ESERCIZI
[a] Nel brano sull'amore, spiega in una-tre frasi perché chi dice "Amo questa persona, ma odio l'altra" non sa ancora cos'è l'amore.
[b] Riscrivi il passo del brano sull'amore a partire da "Se qualcuno ama" fino a "amore li istruì.", mettendo "sorgente" al posto di "fontana".
[c] Per favore, trasforma in un elenco il paragrafo del brano sull'amore che inizia con "L'amore è divino sin dal suo inizio", conservandone i fatti principali.

TESTO ESTRATTO
++++++++++

Una persona che è in grado di aiutare gli altri non dovrebbe nascondersi ma fare di tutto per venire allo scoperto nel mondo. “Leva in alto la tua luce”, si dice; dovreste far uscire tutto ciò che avete dentro; e se le circostanze vi ostacolano, aprite un varco nelle circostanze! Questa è la forza della vita. Se c’è una forza che attirerà, è la forza del proprio amore. L’unica domanda è se c’è qualcosa che si ama più delle cose comuni della vita. E se c’è ci si deve sforzare per essa. 

L’amore può assumere molte forme, anche quella dell’indifferenza. Mi ricordo che una volta andai per conto di un parente, a casa di un medico, un medico Indiano che aveva un metodo molto antico di scrivere le sue ricette. Ognuna gli richiedeva pressappoco dieci minuti. Fui introdotto in una piccola stanza dove quindici o venti persone stavano già aspettando, e mi sedetti tra loro. Lui continuò a scrivere ricette a tutti quelli che arrivavano; e quando ebbe finito con quelli che erano arrivati prima di me, incominciò a scrivere ricette per quelli che erano arrivati dopo di me. Avevo pensato che il medico, in quanto amico di famiglia, avrebbe ricevuto me per primo, ma lui continuò fino a quando ebbe ricevuto tutti, ed io fui l’ultimo. Finalmente mi disse: “Ora dimmi cosa vuoi”. Glielo dissi e lui scrisse la ricetta senza nessuna fretta; e quando stavo per andarmene disse: “Spero che tu comprenda che non volevo riceverti mentre tutti gli altri pazienti erano ancora qua. Volevo riceverti con calma”. Stava facendomi un favore, e sebbene avesse messo alla prova la mia pazienza tuttavia era una specie maestosa di favore. Mi diede un buon esempio di amore sotto forma di indifferenza. 

Se qualcuno ama veramente una persona, finirà con l’amare tutti. Chi dice: “Amo questa persona, ma odio l’altra”, non sa ancora cos’è l’amore. Perché l’amore non è limitato; è divino e quindi illimitato. Aprendo l’elemento amore in se stessi, si apre in se stessi l’elemento divino; e quando la fontana dell’amore incomincia a scaturire nel cuore, allora la realizzazione divina scaturirà come una fontana. I grandi santi, che hanno amato anche le più piccole creature, sono arrivati alla realizzazione divina senza un grande studio o meditazione. Il loro amore li istruì. 

L’amore è divino sin dal suo inizio in ogni aspetto. Rumi dice: “Sia che ami una persona o che ami Dio, viaggiando sul sentiero dell’amore alla fine arriverai alla presenza del Sovrano dell’amore”. L’amore è un conquistatore che alla fine vincerà sempre. L’amore non conquisterà soltanto chi ama; il conquistatore dell’amore è il conquistatore del regno di Dio. Il potere dell’amore è penetrante; niente alla fine può resistergli. E donando amore e gentilezza non perderemo mai niente; l’amore è un elemento che non diminuisce mai, è un tesoro divino. Quando ci soffermiamo a considerare se una persona è degna o indegna, allora confiniamo il nostro amore dentro un canale; ma quando permettiamo a questo sentimento di fluire si svilupperà a poco a poco in una condizione di continuo fluire; allora pianificherà il suo destino senza alcuna intenzione da parte nostra.

++++++++++

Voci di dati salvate
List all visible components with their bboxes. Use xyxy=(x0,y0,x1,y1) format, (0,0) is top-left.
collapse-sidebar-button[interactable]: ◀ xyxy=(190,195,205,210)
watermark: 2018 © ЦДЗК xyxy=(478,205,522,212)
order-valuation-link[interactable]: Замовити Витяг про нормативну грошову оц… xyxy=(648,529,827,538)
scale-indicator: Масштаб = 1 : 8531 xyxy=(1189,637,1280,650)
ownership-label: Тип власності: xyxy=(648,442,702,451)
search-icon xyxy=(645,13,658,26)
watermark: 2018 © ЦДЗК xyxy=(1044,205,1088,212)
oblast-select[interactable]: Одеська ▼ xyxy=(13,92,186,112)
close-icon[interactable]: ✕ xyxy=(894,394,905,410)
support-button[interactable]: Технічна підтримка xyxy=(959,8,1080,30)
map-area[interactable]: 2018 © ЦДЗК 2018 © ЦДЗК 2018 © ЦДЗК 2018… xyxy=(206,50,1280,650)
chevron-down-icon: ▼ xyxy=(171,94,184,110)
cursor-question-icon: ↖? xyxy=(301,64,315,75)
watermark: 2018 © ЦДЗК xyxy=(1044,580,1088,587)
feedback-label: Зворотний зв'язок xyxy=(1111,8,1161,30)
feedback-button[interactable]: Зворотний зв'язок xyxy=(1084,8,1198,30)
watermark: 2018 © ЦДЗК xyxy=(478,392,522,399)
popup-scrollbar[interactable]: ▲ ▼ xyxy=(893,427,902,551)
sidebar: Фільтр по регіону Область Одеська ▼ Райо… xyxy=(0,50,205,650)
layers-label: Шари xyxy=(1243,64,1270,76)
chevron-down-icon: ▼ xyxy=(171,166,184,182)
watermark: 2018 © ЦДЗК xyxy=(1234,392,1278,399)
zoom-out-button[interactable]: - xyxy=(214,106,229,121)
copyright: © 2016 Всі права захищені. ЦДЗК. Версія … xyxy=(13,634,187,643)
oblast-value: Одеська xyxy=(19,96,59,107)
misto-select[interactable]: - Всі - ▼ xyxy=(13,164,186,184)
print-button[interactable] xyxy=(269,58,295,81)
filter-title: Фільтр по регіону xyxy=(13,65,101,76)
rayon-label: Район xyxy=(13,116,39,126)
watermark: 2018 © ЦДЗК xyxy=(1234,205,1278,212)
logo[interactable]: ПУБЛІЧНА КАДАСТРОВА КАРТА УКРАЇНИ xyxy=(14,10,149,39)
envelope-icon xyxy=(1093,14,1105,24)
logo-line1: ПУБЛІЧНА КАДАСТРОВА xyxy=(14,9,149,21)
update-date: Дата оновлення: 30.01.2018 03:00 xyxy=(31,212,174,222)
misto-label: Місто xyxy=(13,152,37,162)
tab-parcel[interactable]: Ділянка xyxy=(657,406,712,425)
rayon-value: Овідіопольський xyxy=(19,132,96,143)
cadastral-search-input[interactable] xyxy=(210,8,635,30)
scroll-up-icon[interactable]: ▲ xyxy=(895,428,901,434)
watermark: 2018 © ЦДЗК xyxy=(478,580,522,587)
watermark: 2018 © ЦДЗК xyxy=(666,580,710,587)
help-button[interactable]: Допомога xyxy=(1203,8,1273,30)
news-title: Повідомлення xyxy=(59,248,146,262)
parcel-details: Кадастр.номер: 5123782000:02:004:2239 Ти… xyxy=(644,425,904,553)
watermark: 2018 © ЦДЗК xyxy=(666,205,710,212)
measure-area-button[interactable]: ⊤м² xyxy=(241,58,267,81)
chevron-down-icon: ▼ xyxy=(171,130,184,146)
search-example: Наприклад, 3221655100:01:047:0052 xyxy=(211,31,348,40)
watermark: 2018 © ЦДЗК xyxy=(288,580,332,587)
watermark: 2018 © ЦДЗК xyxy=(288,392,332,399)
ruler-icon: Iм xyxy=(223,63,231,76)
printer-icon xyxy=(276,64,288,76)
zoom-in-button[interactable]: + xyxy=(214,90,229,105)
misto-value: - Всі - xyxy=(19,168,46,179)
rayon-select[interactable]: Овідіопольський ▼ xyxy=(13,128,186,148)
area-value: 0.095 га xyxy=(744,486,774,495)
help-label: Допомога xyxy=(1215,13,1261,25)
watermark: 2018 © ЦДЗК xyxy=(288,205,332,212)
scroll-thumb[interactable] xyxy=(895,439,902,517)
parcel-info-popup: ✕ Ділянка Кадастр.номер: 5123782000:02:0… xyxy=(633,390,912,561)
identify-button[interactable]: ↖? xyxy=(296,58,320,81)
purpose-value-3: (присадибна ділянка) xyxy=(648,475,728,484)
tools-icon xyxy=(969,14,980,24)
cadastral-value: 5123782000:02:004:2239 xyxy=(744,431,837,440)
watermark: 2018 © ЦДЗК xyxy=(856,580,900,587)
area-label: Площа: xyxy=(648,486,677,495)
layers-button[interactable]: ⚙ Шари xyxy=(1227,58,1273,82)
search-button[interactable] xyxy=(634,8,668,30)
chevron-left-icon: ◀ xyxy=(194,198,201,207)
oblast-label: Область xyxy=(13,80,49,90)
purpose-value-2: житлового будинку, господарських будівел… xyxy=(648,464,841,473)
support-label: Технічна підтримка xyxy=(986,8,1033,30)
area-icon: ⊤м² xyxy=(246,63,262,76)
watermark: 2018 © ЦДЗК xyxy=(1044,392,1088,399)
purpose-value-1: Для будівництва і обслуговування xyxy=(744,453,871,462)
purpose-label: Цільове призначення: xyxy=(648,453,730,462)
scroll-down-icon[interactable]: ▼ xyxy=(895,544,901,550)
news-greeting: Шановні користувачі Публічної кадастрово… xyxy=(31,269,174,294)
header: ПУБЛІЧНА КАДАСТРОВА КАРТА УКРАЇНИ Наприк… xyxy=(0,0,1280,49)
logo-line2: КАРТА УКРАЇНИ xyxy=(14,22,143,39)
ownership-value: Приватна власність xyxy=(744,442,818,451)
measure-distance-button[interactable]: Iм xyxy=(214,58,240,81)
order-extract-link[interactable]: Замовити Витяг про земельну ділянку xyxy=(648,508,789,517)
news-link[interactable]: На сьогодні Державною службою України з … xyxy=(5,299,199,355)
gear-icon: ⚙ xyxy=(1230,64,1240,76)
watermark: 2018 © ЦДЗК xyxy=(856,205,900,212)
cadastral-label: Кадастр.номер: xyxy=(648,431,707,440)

++++++++++

SOLUZIONI
[a] Perché l'amore non è limitato: è divino e quindi illimitato. Per questo chi ama veramente una persona finirà con l'amare tutti.

[b]
Se qualcuno ama veramente una persona, finirà con l’amare tutti. Chi dice: “Amo questa persona, ma odio l’altra”, non sa ancora cos’è l’amore. Perché l’amore non è limitato; è divino e quindi illimitato. Aprendo l’elemento amore in se stessi, si apre in se stessi l’elemento divino; e quando la sorgente dell’amore incomincia a scaturire nel cuore, allora la realizzazione divina scaturirà come una sorgente. I grandi santi, che hanno amato anche le più piccole creature, sono arrivati alla realizzazione divina senza un grande studio o meditazione. Il loro amore li istruì.

[c]
- L'amore è divino sin dal suo inizio in ogni aspetto.
- Secondo Rumi, sia amando una persona sia amando Dio, il sentiero dell'amore conduce alla fine alla presenza del Sovrano dell'amore.
- L'amore è un conquistatore che alla fine vincerà sempre. Non conquisterà soltanto chi ama: il conquistatore dell'amore è il conquistatore del regno di Dio.
- Il potere dell'amore è penetrante e alla fine niente può resistergli.
- Donando amore e gentilezza non si perde mai niente, perché l'amore non diminuisce mai ed è un tesoro divino.
- Chiedersi se una persona è degna o indegna confina l'amore dentro un canale. Se invece lo si lascia fluire, l'amore diventa a poco a poco un continuo fluire e pianifica il suo destino senza alcuna intenzione da parte nostra.